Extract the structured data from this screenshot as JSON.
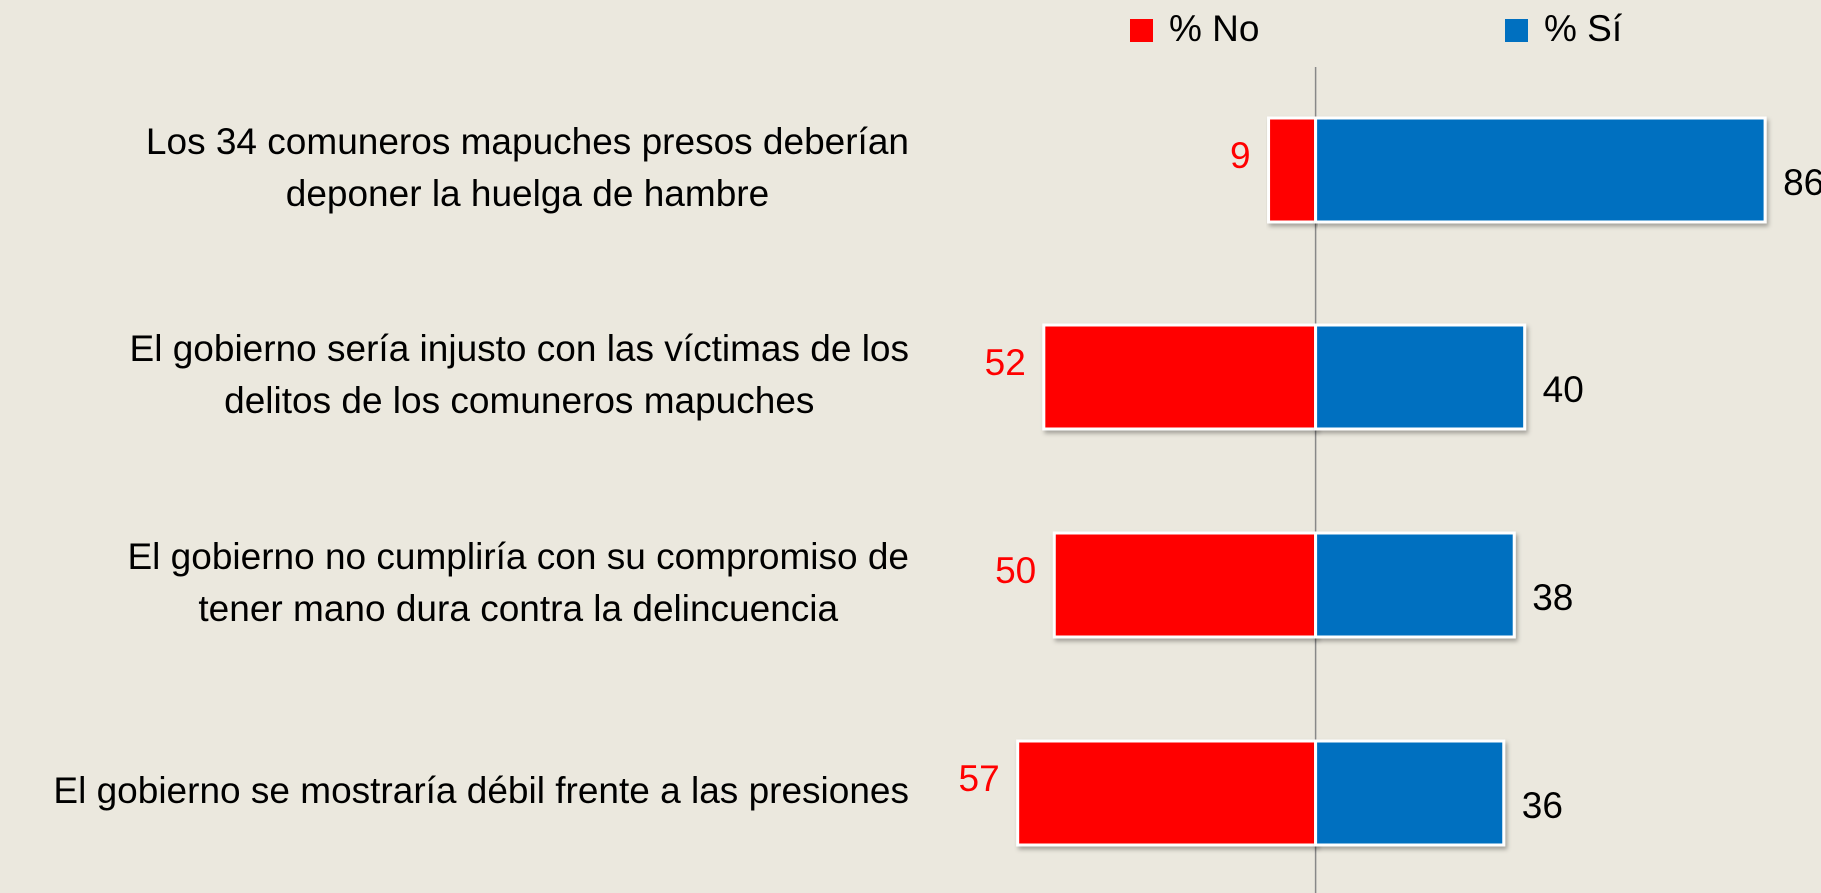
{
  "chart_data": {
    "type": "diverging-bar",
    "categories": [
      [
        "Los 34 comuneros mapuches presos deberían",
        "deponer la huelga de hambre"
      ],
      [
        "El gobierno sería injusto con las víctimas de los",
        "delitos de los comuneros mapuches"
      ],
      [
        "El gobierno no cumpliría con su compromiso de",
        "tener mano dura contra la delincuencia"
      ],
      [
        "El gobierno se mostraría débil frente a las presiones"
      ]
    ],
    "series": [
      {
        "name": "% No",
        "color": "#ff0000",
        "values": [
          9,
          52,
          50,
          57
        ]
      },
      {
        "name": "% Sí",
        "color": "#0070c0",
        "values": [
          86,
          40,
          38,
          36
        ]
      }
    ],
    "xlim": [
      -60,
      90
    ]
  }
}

•••

**Short task:** Filter the entries and copy out every line with the word "gobierno".

**The output:**
        "El gobierno sería injusto con las víctimas de los",
        "El gobierno no cumpliría con su compromiso de",
        "El gobierno se mostraría débil frente a las presiones"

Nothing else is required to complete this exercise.